What is expected: Without including any pictures, copy each entry below exactly.

[Stored entries]
=====
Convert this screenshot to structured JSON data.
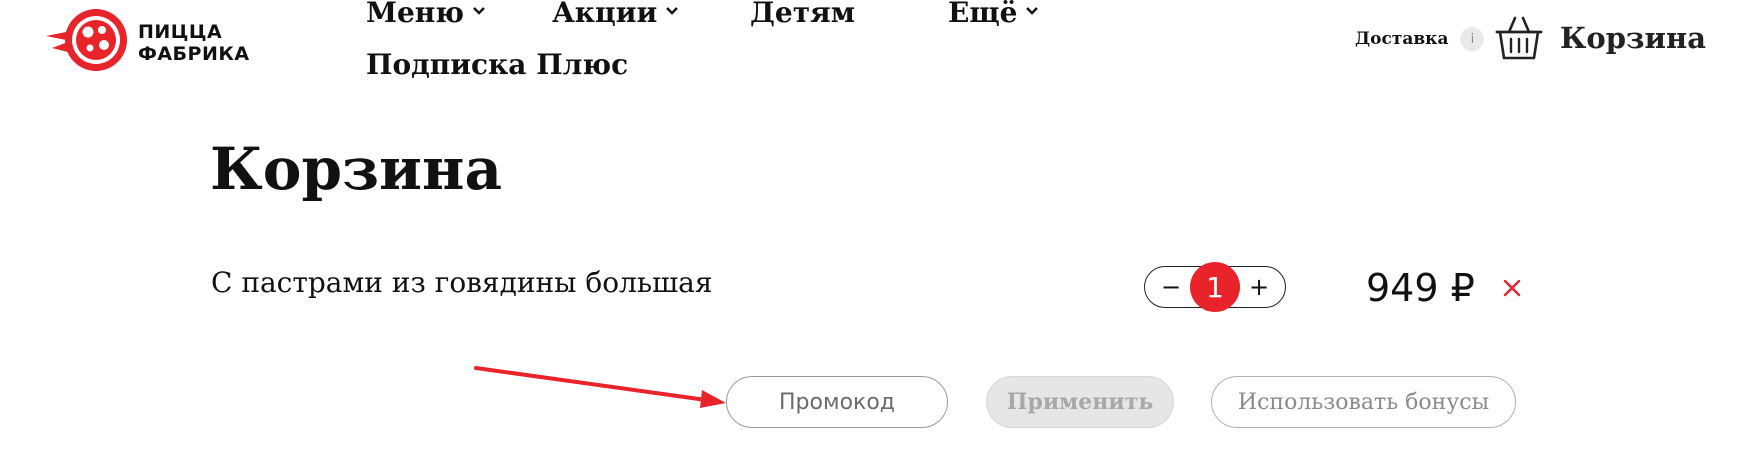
{
  "header": {
    "logo_line1": "ПИЦЦА",
    "logo_line2": "ФАБРИКА",
    "nav": [
      {
        "label": "Меню",
        "has_dropdown": true
      },
      {
        "label": "Акции",
        "has_dropdown": true
      },
      {
        "label": "Детям",
        "has_dropdown": false
      },
      {
        "label": "Ещё",
        "has_dropdown": true
      },
      {
        "label": "Подписка Плюс",
        "has_dropdown": false
      }
    ],
    "delivery_label": "Доставка",
    "info_glyph": "i",
    "cart_label": "Корзина"
  },
  "page": {
    "title": "Корзина"
  },
  "cart": {
    "items": [
      {
        "name": "С пастрами из говядины большая",
        "quantity": "1",
        "price": "949 ₽"
      }
    ],
    "minus_glyph": "−",
    "plus_glyph": "+"
  },
  "actions": {
    "promo_placeholder": "Промокод",
    "apply_label": "Применить",
    "bonus_label": "Использовать бонусы"
  },
  "colors": {
    "brand_red": "#e8232a",
    "text": "#111111",
    "muted": "#8a8a8a"
  },
  "icons": {
    "logo": "pizza-logo-icon",
    "dropdown": "chevron-down-icon",
    "info": "info-icon",
    "cart": "basket-icon",
    "remove": "close-icon",
    "annotation": "arrow-icon"
  }
}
=====
Completed exercise:
Convert this screenshot to structured JSON data.
{
  "header": {
    "logo_line1": "ПИЦЦА",
    "logo_line2": "ФАБРИКА",
    "nav": [
      {
        "label": "Меню",
        "has_dropdown": true
      },
      {
        "label": "Акции",
        "has_dropdown": true
      },
      {
        "label": "Детям",
        "has_dropdown": false
      },
      {
        "label": "Ещё",
        "has_dropdown": true
      },
      {
        "label": "Подписка Плюс",
        "has_dropdown": false
      }
    ],
    "delivery_label": "Доставка",
    "info_glyph": "i",
    "cart_label": "Корзина"
  },
  "page": {
    "title": "Корзина"
  },
  "cart": {
    "items": [
      {
        "name": "С пастрами из говядины большая",
        "quantity": "1",
        "price": "949 ₽"
      }
    ],
    "minus_glyph": "−",
    "plus_glyph": "+"
  },
  "actions": {
    "promo_placeholder": "Промокод",
    "apply_label": "Применить",
    "bonus_label": "Использовать бонусы"
  },
  "colors": {
    "brand_red": "#e8232a",
    "text": "#111111",
    "muted": "#8a8a8a"
  },
  "icons": {
    "logo": "pizza-logo-icon",
    "dropdown": "chevron-down-icon",
    "info": "info-icon",
    "cart": "basket-icon",
    "remove": "close-icon",
    "annotation": "arrow-icon"
  }
}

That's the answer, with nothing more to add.